*INSTRUCTIONS TO FOLLOW*. Identify the lines that contain the string "Golden", then copy each of them.

*DATASET EXTRACT*.
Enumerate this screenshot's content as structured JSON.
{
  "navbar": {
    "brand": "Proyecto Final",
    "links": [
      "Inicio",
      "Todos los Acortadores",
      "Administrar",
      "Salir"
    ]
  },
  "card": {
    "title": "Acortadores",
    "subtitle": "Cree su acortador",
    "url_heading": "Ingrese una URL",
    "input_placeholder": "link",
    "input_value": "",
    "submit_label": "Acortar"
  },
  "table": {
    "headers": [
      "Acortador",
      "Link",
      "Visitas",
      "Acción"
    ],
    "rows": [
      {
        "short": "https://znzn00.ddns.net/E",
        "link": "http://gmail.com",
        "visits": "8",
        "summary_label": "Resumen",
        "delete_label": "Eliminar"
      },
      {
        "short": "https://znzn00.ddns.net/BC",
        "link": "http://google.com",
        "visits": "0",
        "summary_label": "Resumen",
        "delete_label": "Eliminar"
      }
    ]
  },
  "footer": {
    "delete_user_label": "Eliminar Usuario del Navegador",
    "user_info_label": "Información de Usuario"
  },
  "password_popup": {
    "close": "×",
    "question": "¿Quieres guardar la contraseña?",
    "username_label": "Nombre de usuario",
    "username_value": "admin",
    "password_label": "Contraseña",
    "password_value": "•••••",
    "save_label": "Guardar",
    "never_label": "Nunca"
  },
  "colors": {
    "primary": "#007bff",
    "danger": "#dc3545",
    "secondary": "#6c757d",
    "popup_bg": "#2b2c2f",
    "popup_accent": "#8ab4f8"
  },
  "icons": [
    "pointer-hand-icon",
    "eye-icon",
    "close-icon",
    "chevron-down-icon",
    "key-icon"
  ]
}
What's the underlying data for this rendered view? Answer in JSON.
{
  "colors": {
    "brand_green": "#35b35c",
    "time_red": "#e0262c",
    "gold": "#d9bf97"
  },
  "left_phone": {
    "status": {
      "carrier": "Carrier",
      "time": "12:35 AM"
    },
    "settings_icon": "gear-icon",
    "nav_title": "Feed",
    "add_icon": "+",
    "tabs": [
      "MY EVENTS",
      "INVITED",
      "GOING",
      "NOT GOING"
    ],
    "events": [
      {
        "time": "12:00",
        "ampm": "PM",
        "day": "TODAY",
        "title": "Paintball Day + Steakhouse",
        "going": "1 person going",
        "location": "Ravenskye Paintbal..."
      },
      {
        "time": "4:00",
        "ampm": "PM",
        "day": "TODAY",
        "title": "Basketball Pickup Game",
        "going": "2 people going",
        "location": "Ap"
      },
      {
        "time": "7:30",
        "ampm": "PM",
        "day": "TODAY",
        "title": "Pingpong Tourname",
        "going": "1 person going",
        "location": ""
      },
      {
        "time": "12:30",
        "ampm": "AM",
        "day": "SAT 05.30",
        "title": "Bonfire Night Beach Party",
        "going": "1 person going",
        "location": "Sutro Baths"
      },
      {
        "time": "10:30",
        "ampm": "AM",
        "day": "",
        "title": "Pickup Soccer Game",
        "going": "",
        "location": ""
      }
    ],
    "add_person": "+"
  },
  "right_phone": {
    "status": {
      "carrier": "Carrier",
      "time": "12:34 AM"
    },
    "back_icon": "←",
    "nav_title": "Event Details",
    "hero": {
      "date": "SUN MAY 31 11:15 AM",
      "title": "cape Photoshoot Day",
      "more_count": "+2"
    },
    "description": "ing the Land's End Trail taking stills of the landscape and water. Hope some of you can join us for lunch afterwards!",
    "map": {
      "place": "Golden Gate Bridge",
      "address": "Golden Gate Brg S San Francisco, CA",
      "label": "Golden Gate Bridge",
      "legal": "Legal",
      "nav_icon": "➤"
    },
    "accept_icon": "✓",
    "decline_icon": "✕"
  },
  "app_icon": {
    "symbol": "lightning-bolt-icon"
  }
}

*REPLY TO THE EXERCISE*.
      "place": "Golden Gate Bridge",
      "address": "Golden Gate Brg S San Francisco, CA",
      "label": "Golden Gate Bridge",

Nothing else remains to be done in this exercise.